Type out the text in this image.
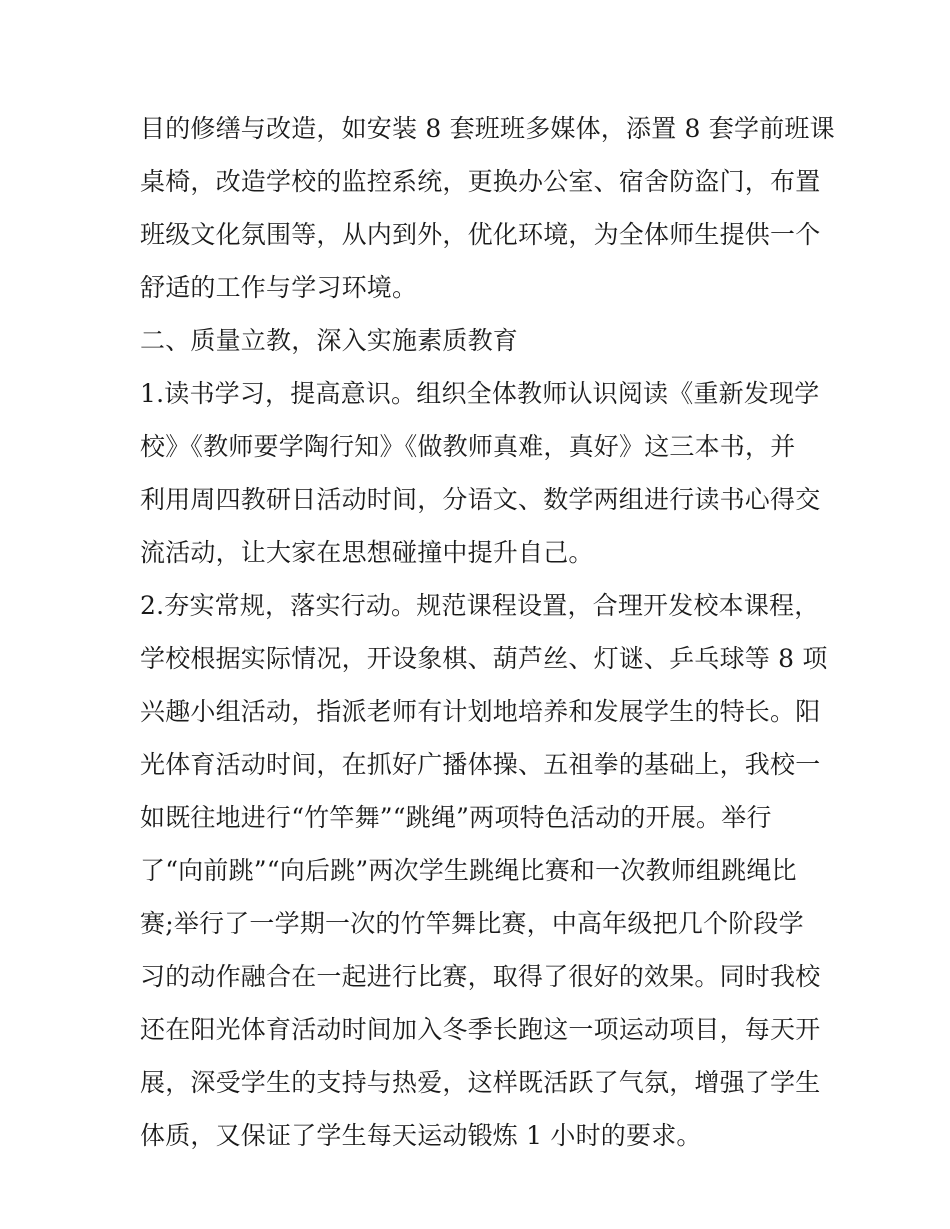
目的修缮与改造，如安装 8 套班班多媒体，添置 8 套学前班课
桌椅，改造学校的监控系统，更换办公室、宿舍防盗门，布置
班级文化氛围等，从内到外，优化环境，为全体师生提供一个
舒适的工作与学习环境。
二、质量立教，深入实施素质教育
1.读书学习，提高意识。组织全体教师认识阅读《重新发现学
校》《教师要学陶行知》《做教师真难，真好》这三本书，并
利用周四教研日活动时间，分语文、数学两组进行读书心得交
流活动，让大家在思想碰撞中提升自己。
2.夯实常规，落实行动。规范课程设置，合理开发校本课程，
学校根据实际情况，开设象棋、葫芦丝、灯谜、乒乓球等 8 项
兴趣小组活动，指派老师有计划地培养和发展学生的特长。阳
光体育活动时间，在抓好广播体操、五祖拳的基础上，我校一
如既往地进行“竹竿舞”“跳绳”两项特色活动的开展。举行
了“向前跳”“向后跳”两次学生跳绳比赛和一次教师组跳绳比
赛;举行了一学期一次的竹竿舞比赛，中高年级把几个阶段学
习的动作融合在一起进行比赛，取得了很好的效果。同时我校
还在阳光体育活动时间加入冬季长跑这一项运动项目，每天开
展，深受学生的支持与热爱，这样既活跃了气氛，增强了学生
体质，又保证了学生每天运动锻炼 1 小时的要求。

→ REQUIREMENTS
Repeat the material exactly as it reads, without any of its pictures.

→ ANSWER TO THIS PROBLEM
Type out the text in this image.
目的修缮与改造，如安装 8 套班班多媒体，添置 8 套学前班课
桌椅，改造学校的监控系统，更换办公室、宿舍防盗门，布置
班级文化氛围等，从内到外，优化环境，为全体师生提供一个
舒适的工作与学习环境。
二、质量立教，深入实施素质教育
1.读书学习，提高意识。组织全体教师认识阅读《重新发现学
校》《教师要学陶行知》《做教师真难，真好》这三本书，并
利用周四教研日活动时间，分语文、数学两组进行读书心得交
流活动，让大家在思想碰撞中提升自己。
2.夯实常规，落实行动。规范课程设置，合理开发校本课程，
学校根据实际情况，开设象棋、葫芦丝、灯谜、乒乓球等 8 项
兴趣小组活动，指派老师有计划地培养和发展学生的特长。阳
光体育活动时间，在抓好广播体操、五祖拳的基础上，我校一
如既往地进行“竹竿舞”“跳绳”两项特色活动的开展。举行
了“向前跳”“向后跳”两次学生跳绳比赛和一次教师组跳绳比
赛;举行了一学期一次的竹竿舞比赛，中高年级把几个阶段学
习的动作融合在一起进行比赛，取得了很好的效果。同时我校
还在阳光体育活动时间加入冬季长跑这一项运动项目，每天开
展，深受学生的支持与热爱，这样既活跃了气氛，增强了学生
体质，又保证了学生每天运动锻炼 1 小时的要求。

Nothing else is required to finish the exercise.